--- start of Supplied information ---

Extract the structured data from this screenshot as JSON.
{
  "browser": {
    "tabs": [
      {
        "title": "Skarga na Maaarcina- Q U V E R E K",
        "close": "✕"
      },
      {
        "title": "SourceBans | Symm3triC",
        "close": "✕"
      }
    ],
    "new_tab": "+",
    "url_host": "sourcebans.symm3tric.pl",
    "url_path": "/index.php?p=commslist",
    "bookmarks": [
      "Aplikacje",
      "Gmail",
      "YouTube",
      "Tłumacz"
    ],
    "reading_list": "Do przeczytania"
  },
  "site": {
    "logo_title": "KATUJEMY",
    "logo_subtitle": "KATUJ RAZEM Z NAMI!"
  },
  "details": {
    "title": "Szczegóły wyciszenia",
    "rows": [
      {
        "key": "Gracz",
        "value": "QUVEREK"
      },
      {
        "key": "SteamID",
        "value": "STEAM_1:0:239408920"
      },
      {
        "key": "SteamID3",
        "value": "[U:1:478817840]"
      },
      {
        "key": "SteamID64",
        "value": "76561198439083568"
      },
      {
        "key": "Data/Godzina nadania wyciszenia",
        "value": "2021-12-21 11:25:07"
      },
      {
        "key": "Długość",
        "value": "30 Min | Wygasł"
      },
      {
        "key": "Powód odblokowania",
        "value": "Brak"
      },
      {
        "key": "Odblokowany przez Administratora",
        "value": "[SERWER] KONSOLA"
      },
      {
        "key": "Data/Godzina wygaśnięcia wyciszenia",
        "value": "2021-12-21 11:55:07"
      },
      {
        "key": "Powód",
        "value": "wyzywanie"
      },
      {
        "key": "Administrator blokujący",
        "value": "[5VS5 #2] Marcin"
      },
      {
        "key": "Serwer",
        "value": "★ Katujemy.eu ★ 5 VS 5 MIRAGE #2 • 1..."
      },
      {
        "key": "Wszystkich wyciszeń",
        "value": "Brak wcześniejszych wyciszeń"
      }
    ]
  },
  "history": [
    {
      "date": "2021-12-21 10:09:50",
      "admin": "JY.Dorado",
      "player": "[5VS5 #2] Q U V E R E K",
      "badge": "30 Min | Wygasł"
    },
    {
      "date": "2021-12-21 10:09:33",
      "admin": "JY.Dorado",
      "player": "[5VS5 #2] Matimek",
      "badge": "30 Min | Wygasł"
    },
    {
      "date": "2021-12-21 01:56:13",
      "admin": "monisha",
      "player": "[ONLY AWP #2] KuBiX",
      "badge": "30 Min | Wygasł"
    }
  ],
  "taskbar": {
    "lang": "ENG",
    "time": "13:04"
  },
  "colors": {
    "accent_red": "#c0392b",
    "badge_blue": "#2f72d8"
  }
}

--- end of Supplied information ---
--- start of Supplied information ---

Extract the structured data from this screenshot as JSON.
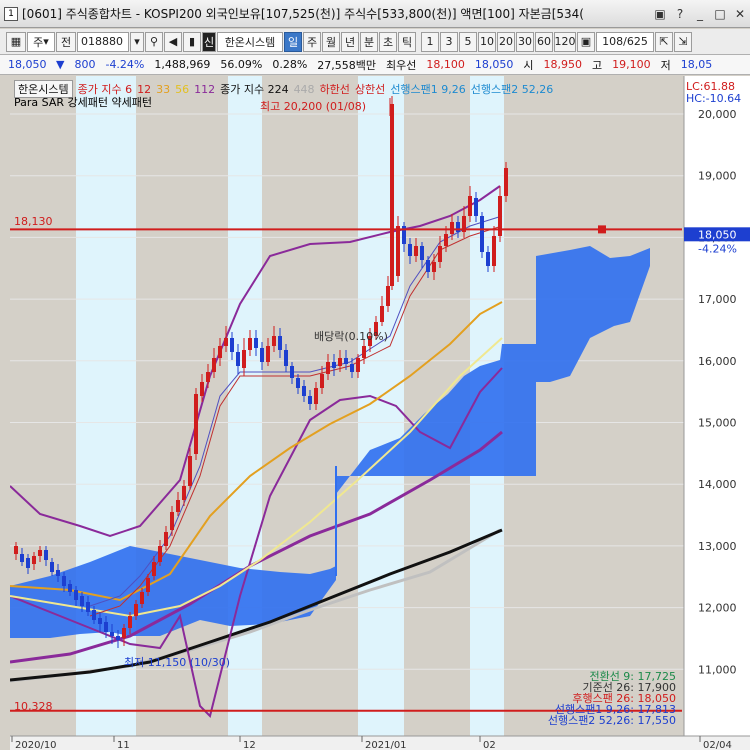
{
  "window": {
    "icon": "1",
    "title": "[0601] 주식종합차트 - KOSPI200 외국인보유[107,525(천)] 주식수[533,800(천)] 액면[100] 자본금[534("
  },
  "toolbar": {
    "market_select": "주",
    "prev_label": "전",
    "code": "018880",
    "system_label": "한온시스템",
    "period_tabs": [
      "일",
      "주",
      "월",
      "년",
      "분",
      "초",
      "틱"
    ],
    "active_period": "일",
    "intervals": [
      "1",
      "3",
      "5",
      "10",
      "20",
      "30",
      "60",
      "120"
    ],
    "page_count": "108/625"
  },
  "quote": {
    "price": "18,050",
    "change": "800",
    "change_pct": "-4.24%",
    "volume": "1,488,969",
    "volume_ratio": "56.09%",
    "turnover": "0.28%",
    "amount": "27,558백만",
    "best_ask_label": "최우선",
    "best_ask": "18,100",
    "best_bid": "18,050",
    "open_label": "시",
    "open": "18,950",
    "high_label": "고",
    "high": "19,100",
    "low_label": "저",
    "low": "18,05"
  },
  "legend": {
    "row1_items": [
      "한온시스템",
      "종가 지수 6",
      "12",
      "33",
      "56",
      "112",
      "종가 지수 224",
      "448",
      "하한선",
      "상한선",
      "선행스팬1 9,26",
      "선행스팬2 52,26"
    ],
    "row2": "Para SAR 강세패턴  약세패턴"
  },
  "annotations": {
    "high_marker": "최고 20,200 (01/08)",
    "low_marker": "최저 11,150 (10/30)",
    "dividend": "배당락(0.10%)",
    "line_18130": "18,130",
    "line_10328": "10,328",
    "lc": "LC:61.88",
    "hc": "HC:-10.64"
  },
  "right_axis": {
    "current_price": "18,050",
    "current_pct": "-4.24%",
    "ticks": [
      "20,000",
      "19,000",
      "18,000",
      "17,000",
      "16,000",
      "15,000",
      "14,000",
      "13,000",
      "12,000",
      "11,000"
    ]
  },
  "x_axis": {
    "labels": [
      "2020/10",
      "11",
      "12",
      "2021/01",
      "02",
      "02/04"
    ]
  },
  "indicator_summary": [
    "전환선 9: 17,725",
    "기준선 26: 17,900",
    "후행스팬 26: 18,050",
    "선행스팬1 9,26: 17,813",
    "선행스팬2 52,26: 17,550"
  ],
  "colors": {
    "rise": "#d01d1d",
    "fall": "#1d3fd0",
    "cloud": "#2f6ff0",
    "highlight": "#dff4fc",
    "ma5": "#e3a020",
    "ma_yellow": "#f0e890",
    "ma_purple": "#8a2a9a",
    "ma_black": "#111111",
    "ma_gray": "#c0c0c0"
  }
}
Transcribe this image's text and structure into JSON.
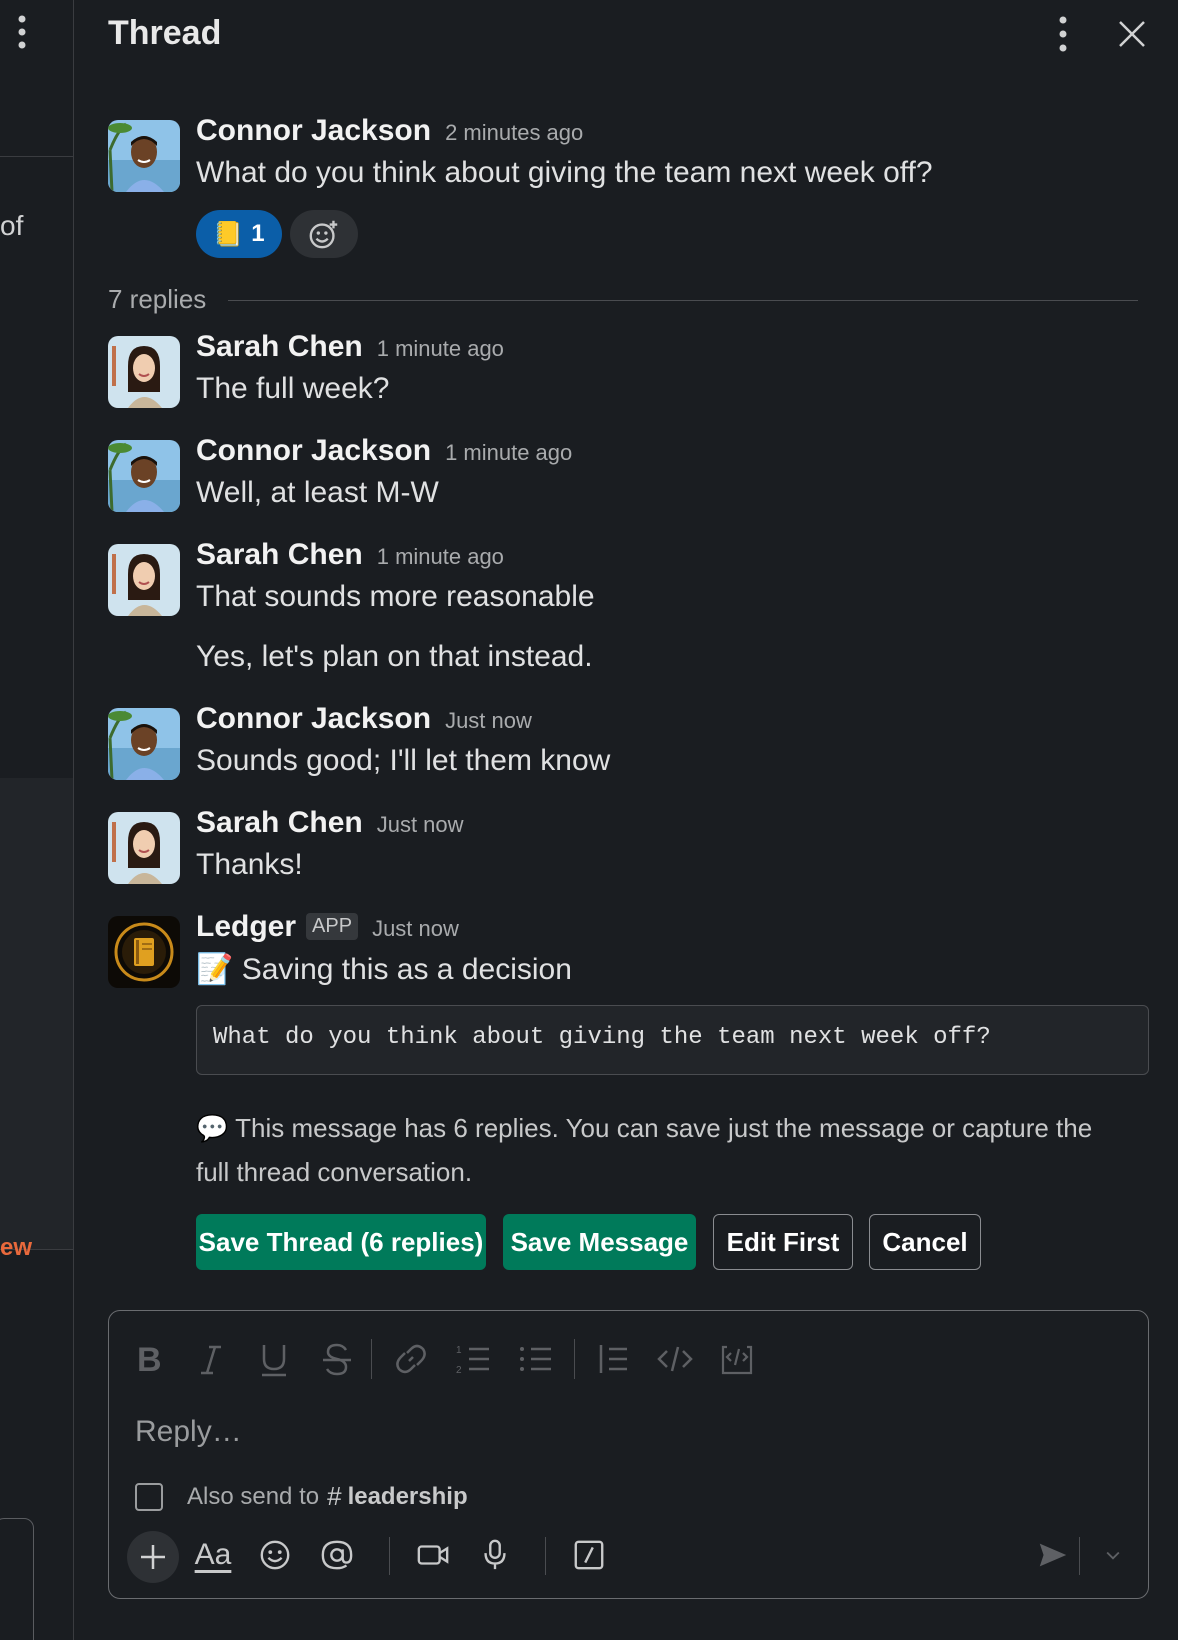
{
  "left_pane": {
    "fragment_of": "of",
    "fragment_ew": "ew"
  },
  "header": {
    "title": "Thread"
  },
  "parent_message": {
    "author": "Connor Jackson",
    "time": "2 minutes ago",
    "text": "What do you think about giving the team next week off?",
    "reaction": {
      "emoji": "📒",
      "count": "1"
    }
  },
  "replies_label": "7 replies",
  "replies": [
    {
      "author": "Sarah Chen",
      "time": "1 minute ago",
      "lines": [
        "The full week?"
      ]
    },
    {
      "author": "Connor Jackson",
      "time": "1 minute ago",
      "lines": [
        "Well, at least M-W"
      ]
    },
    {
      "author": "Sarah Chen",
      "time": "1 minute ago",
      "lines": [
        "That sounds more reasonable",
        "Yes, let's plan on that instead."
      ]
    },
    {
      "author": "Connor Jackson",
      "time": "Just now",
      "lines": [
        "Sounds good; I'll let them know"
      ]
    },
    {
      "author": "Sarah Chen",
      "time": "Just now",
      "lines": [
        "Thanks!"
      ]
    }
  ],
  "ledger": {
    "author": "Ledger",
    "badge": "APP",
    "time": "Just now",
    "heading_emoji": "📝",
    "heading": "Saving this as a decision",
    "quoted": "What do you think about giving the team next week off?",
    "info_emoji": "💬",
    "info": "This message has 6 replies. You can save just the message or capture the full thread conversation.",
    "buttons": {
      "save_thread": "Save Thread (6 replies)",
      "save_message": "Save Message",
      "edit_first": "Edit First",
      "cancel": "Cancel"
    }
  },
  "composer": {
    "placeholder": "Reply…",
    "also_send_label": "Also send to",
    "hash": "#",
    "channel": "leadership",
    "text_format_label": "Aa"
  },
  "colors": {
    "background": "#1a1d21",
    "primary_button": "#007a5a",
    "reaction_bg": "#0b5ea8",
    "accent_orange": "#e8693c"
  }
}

--- end of Supplied information ---

*Requirements:* In the material above, find the lines that contain "wyciszenia" and show them.

*Exercise solution:*
    "title": "Szczegóły wyciszenia",
        "key": "Data/Godzina nadania wyciszenia",
        "key": "Data/Godzina wygaśnięcia wyciszenia",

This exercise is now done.